» **TO BE DONE**
Copy each line in the data that includes the word "Wildmenü".

» **Data records**
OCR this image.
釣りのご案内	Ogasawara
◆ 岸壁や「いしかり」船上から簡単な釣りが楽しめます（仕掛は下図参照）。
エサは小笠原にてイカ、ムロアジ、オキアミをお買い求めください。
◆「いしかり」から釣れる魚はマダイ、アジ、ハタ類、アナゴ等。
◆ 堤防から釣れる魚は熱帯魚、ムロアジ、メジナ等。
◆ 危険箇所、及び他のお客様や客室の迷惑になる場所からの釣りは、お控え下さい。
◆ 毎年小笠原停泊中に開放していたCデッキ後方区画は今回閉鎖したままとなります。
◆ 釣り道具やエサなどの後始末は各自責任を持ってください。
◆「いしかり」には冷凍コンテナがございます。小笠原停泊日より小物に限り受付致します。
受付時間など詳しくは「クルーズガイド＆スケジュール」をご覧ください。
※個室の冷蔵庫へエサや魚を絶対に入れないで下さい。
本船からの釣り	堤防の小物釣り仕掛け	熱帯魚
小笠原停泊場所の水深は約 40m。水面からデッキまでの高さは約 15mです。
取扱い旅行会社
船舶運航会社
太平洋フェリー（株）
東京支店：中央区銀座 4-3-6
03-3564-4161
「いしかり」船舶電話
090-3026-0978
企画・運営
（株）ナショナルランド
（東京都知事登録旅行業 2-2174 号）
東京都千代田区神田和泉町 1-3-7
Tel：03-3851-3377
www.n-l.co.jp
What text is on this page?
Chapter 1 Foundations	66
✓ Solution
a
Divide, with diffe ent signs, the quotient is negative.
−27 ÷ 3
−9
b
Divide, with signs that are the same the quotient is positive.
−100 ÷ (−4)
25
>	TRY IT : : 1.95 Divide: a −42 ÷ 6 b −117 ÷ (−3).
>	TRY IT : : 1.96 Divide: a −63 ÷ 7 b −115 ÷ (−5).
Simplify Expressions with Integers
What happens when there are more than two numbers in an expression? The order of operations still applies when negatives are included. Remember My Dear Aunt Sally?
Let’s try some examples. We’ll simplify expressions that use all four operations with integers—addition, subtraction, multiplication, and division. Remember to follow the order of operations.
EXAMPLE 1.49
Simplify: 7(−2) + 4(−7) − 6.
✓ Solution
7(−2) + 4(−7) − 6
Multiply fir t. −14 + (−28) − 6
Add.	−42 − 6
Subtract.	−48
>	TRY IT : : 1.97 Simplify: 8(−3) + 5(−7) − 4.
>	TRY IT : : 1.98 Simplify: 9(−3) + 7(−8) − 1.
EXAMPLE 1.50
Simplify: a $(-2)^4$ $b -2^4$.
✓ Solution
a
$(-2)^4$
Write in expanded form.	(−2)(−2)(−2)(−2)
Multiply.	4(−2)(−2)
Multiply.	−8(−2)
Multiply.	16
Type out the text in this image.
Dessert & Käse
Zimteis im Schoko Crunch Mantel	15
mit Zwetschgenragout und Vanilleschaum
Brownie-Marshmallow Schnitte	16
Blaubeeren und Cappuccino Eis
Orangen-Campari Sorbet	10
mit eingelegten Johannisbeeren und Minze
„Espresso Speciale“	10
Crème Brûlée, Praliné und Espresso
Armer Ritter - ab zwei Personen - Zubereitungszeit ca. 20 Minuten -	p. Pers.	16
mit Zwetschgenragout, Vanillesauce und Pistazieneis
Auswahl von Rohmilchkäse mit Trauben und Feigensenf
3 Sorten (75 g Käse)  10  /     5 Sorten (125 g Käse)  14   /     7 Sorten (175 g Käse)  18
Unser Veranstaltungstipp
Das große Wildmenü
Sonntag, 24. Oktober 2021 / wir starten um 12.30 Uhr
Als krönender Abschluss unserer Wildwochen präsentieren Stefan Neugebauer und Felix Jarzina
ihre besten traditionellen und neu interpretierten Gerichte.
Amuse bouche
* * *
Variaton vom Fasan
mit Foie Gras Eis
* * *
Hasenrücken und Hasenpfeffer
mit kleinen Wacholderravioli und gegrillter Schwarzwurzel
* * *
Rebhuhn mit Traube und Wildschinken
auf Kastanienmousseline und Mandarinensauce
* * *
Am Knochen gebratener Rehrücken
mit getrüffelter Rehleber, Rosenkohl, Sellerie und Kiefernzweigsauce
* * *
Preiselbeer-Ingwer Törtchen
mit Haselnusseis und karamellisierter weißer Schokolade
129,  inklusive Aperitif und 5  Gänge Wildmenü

» **RESULT OF THIS TASK**
Das große Wildmenü
129,  inklusive Aperitif und 5  Gänge Wildmenü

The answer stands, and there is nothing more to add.